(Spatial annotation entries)
____________________

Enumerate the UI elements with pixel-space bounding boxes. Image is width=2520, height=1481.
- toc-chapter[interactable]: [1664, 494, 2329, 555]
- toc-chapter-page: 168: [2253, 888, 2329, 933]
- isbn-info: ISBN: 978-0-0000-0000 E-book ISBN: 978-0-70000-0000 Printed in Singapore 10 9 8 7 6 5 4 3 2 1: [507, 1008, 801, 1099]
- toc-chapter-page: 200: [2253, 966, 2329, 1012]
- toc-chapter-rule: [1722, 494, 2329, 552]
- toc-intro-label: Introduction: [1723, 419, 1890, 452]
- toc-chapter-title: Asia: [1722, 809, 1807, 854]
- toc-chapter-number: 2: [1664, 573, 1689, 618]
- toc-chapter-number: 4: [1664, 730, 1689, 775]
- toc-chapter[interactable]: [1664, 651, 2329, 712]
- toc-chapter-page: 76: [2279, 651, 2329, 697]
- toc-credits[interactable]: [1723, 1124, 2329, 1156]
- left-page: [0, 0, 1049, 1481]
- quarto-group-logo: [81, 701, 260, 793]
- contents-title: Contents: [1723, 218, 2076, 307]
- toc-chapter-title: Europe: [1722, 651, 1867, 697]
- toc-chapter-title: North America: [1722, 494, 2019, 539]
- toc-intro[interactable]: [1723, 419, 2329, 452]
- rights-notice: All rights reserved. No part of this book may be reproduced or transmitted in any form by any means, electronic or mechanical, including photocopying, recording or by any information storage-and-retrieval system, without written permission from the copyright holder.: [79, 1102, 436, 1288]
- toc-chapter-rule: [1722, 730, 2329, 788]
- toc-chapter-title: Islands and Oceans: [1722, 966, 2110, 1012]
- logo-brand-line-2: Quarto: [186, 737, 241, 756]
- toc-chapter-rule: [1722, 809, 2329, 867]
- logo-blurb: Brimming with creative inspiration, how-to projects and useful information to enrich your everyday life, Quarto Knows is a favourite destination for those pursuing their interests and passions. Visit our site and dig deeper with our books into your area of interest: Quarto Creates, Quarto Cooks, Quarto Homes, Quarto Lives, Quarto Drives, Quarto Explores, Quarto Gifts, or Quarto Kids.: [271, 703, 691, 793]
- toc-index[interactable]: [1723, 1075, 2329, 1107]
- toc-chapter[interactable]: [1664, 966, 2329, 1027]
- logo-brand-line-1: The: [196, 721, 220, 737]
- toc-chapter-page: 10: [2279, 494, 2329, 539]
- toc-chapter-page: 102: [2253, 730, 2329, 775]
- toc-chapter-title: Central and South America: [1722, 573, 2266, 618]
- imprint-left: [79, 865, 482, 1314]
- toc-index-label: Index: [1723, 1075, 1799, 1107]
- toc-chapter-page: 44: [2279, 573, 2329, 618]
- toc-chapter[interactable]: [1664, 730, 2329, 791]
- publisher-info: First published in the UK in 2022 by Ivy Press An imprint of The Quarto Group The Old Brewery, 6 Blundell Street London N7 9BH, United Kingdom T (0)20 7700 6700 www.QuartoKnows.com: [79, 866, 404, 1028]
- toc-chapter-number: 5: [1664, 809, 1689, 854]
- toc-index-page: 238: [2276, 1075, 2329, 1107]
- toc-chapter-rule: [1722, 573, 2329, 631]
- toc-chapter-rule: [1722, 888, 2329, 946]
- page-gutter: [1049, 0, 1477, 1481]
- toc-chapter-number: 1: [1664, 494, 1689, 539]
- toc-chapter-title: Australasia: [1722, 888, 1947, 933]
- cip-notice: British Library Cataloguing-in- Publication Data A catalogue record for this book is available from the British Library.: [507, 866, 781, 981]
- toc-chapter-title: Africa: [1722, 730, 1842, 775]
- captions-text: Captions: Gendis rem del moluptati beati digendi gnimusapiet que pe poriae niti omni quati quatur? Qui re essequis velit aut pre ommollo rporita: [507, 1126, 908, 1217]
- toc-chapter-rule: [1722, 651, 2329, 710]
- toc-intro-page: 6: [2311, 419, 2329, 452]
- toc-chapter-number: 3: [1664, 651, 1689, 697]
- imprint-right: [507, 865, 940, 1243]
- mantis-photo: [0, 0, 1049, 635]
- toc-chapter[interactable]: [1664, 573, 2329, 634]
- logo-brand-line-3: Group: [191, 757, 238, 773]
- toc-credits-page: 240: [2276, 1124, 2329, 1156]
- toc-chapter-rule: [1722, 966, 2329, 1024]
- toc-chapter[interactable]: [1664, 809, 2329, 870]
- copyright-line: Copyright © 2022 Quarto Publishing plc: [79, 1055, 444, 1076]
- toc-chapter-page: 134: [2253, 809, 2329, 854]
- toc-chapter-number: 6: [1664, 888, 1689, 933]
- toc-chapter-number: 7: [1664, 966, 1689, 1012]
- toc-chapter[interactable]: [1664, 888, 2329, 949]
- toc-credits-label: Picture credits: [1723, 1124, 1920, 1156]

____________________

What is expected: Express the records above as a JSON list of strings, with one string for each line. Leave out blank lines.

Answer:
[
  "Enumerate the UI elements with pixel-space bounding boxes. Image is width=2520, height=1481.",
  "- toc-chapter[interactable]: [1664, 494, 2329, 555]",
  "- toc-chapter-page: 168: [2253, 888, 2329, 933]",
  "- isbn-info: ISBN: 978-0-0000-0000 E-book ISBN: 978-0-70000-0000 Printed in Singapore 10 9 8 7 6 5 4 3 2 1: [507, 1008, 801, 1099]",
  "- toc-chapter-page: 200: [2253, 966, 2329, 1012]",
  "- toc-chapter-rule: [1722, 494, 2329, 552]",
  "- toc-intro-label: Introduction: [1723, 419, 1890, 452]",
  "- toc-chapter-title: Asia: [1722, 809, 1807, 854]",
  "- toc-chapter-number: 2: [1664, 573, 1689, 618]",
  "- toc-chapter-number: 4: [1664, 730, 1689, 775]",
  "- toc-chapter[interactable]: [1664, 651, 2329, 712]",
  "- toc-chapter-page: 76: [2279, 651, 2329, 697]",
  "- toc-credits[interactable]: [1723, 1124, 2329, 1156]",
  "- left-page: [0, 0, 1049, 1481]",
  "- quarto-group-logo: [81, 701, 260, 793]",
  "- contents-title: Contents: [1723, 218, 2076, 307]",
  "- toc-chapter-title: Europe: [1722, 651, 1867, 697]",
  "- toc-chapter-title: North America: [1722, 494, 2019, 539]",
  "- toc-intro[interactable]: [1723, 419, 2329, 452]",
  "- rights-notice: All rights reserved. No part of this book may be reproduced or transmitted in any form by any means, electronic or mechanical, including photocopying, recording or by any information storage-and-retrieval system, without written permission from the copyright holder.: [79, 1102, 436, 1288]",
  "- toc-chapter-rule: [1722, 730, 2329, 788]",
  "- toc-chapter-title: Islands and Oceans: [1722, 966, 2110, 1012]",
  "- logo-brand-line-2: Quarto: [186, 737, 241, 756]",
  "- toc-chapter-rule: [1722, 809, 2329, 867]",
  "- logo-blurb: Brimming with creative inspiration, how-to projects and useful information to enrich your everyday life, Quarto Knows is a favourite destination for those pursuing their interests and passions. Visit our site and dig deeper with our books into your area of interest: Quarto Creates, Quarto Cooks, Quarto Homes, Quarto Lives, Quarto Drives, Quarto Explores, Quarto Gifts, or Quarto Kids.: [271, 703, 691, 793]",
  "- toc-index[interactable]: [1723, 1075, 2329, 1107]",
  "- toc-chapter[interactable]: [1664, 966, 2329, 1027]",
  "- logo-brand-line-1: The: [196, 721, 220, 737]",
  "- toc-chapter-page: 10: [2279, 494, 2329, 539]",
  "- toc-chapter-page: 102: [2253, 730, 2329, 775]",
  "- toc-chapter-title: Central and South America: [1722, 573, 2266, 618]",
  "- imprint-left: [79, 865, 482, 1314]",
  "- toc-index-label: Index: [1723, 1075, 1799, 1107]",
  "- toc-chapter-page: 44: [2279, 573, 2329, 618]",
  "- toc-chapter[interactable]: [1664, 730, 2329, 791]",
  "- publisher-info: First published in the UK in 2022 by Ivy Press An imprint of The Quarto Group The Old Brewery, 6 Blundell Street London N7 9BH, United Kingdom T (0)20 7700 6700 www.QuartoKnows.com: [79, 866, 404, 1028]",
  "- toc-chapter-number: 5: [1664, 809, 1689, 854]",
  "- toc-index-page: 238: [2276, 1075, 2329, 1107]",
  "- toc-chapter-rule: [1722, 573, 2329, 631]",
  "- toc-chapter-rule: [1722, 888, 2329, 946]",
  "- page-gutter: [1049, 0, 1477, 1481]",
  "- toc-chapter-number: 1: [1664, 494, 1689, 539]",
  "- toc-chapter-title: Australasia: [1722, 888, 1947, 933]",
  "- cip-notice: British Library Cataloguing-in- Publication Data A catalogue record for this book is available from the British Library.: [507, 866, 781, 981]",
  "- toc-chapter-title: Africa: [1722, 730, 1842, 775]",
  "- captions-text: Captions: Gendis rem del moluptati beati digendi gnimusapiet que pe poriae niti omni quati quatur? Qui re essequis velit aut pre ommollo rporita: [507, 1126, 908, 1217]",
  "- toc-chapter-rule: [1722, 651, 2329, 710]",
  "- toc-intro-page: 6: [2311, 419, 2329, 452]",
  "- toc-chapter-number: 3: [1664, 651, 1689, 697]",
  "- imprint-right: [507, 865, 940, 1243]",
  "- mantis-photo: [0, 0, 1049, 635]",
  "- toc-chapter[interactable]: [1664, 573, 2329, 634]",
  "- logo-brand-line-3: Group: [191, 757, 238, 773]",
  "- toc-credits-page: 240: [2276, 1124, 2329, 1156]",
  "- toc-chapter-rule: [1722, 966, 2329, 1024]",
  "- toc-chapter[interactable]: [1664, 809, 2329, 870]",
  "- copyright-line: Copyright © 2022 Quarto Publishing plc: [79, 1055, 444, 1076]",
  "- toc-chapter-page: 134: [2253, 809, 2329, 854]",
  "- toc-chapter-number: 6: [1664, 888, 1689, 933]",
  "- toc-chapter-number: 7: [1664, 966, 1689, 1012]",
  "- toc-chapter[interactable]: [1664, 888, 2329, 949]",
  "- toc-credits-label: Picture credits: [1723, 1124, 1920, 1156]"
]